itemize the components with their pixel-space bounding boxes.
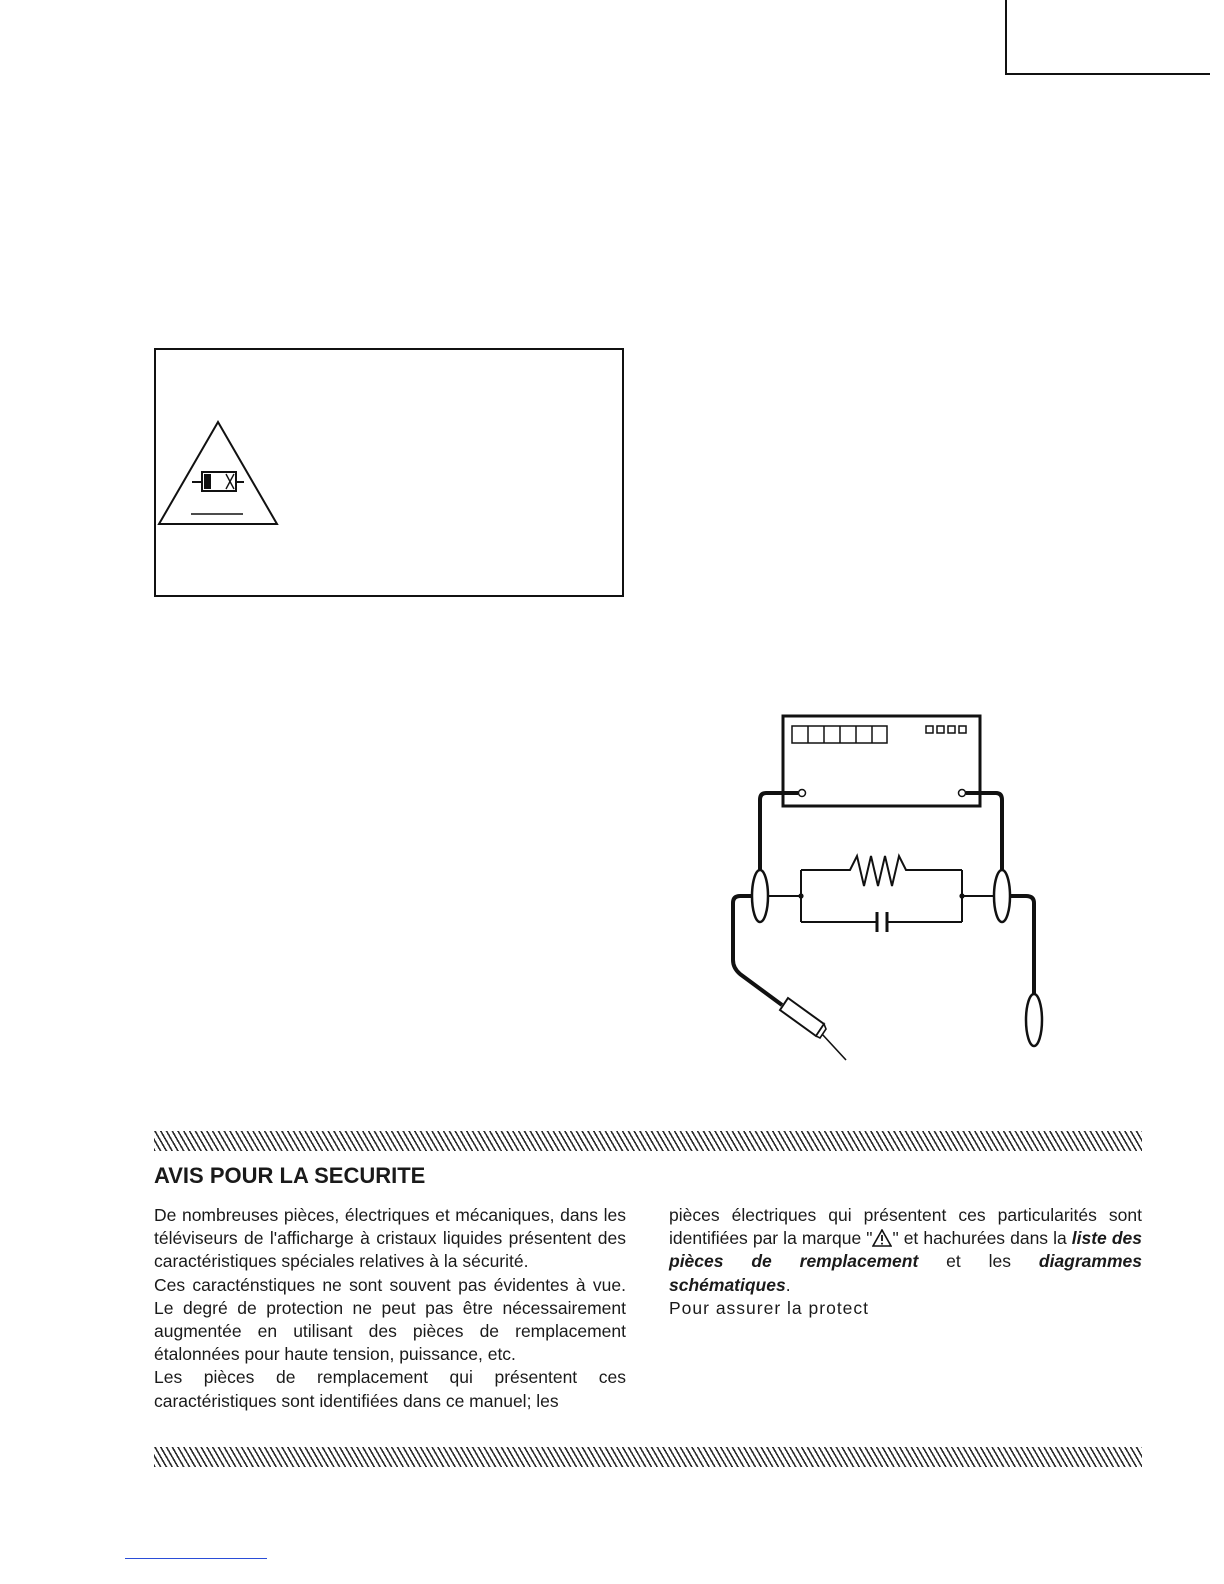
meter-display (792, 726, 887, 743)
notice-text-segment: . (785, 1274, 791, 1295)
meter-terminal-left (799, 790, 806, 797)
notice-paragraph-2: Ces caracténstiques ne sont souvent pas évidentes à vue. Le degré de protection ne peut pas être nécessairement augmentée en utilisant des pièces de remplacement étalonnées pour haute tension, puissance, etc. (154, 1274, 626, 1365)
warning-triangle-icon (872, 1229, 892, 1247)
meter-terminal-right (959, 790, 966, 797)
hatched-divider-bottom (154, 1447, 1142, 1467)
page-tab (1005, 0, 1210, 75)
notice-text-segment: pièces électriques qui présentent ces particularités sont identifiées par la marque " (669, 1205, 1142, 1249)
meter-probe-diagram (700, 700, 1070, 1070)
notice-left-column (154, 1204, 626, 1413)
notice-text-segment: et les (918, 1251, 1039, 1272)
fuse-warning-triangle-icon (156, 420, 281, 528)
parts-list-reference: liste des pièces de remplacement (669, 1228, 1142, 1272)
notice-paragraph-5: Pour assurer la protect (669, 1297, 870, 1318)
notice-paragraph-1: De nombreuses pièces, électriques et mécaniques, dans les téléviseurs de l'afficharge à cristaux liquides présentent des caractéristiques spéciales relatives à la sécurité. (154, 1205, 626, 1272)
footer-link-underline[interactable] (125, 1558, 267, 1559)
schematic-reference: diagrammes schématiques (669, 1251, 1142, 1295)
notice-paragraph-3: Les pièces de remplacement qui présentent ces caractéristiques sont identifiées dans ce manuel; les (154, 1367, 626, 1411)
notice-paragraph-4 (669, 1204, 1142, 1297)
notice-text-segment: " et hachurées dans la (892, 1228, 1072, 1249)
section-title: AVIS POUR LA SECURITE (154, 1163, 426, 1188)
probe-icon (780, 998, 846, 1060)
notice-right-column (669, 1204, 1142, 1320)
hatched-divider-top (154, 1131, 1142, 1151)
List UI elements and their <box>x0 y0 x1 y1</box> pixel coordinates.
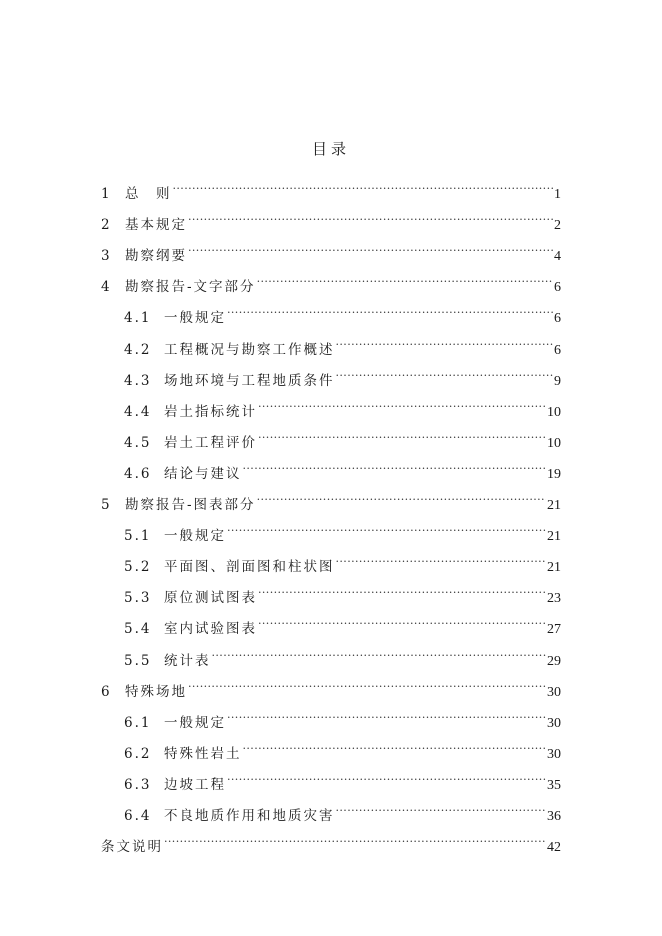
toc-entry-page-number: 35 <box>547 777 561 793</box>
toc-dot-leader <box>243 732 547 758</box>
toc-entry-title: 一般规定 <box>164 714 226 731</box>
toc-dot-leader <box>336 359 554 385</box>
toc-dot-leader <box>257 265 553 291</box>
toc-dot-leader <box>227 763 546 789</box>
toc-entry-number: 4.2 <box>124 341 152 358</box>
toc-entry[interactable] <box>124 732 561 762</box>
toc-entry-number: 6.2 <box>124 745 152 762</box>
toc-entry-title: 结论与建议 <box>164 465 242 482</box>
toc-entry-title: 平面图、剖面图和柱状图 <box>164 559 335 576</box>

--

## WORK TO DO
Reproduce every line of the items above that contains the string "leader". Case counts.

## SOLUTION TO THIS EXERCISE
toc-dot-leader <box>243 732 547 758</box>
toc-dot-leader <box>336 359 554 385</box>
toc-dot-leader <box>257 265 553 291</box>
toc-dot-leader <box>227 763 546 789</box>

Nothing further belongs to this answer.